------ Dataset ------
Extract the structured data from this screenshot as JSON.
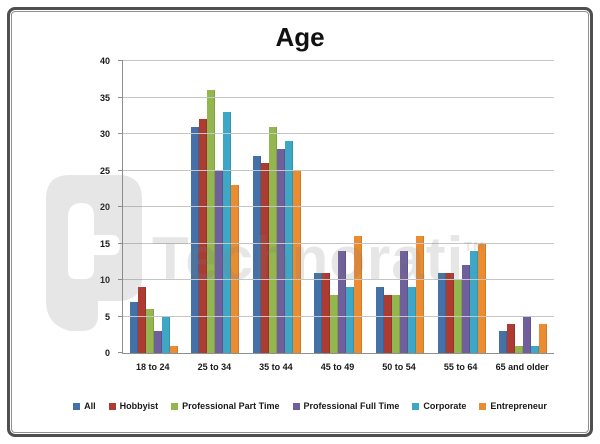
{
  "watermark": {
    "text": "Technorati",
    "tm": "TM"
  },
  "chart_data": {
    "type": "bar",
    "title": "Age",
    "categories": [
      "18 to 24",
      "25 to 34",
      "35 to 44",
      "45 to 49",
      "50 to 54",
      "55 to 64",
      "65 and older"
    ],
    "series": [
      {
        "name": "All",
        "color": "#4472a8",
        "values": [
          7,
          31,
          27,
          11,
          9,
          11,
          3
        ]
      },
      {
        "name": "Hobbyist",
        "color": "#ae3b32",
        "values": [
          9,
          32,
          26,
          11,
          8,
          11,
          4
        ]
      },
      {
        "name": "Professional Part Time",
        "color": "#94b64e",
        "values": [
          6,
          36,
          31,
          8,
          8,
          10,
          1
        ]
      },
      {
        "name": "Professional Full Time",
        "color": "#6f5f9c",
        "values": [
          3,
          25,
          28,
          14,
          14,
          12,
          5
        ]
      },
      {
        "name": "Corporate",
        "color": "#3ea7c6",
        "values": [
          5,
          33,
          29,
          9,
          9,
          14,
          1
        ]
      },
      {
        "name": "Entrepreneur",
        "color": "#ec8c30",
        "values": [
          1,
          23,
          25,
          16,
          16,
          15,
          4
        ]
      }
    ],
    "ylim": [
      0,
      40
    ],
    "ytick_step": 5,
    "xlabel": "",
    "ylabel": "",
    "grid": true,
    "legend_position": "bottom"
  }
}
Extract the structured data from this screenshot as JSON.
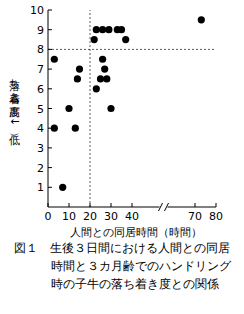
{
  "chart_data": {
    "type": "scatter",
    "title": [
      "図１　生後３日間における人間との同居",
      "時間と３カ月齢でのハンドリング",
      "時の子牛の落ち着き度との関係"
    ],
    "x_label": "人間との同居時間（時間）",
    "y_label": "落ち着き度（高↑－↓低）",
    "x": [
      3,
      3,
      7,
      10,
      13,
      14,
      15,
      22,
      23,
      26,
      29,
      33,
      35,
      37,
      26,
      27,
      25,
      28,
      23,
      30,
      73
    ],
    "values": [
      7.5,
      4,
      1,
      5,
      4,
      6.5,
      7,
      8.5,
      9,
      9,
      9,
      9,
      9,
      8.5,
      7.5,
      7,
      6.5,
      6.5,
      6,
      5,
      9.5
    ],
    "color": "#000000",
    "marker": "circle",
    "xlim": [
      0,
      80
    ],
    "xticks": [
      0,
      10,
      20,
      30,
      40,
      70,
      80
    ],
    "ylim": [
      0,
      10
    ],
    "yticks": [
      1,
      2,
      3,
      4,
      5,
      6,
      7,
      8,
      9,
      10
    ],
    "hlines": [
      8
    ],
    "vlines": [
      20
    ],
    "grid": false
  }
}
------
Request:
Say, as a single number and nothing more, how many lines of the entries contain the word "color".

Written solution:
7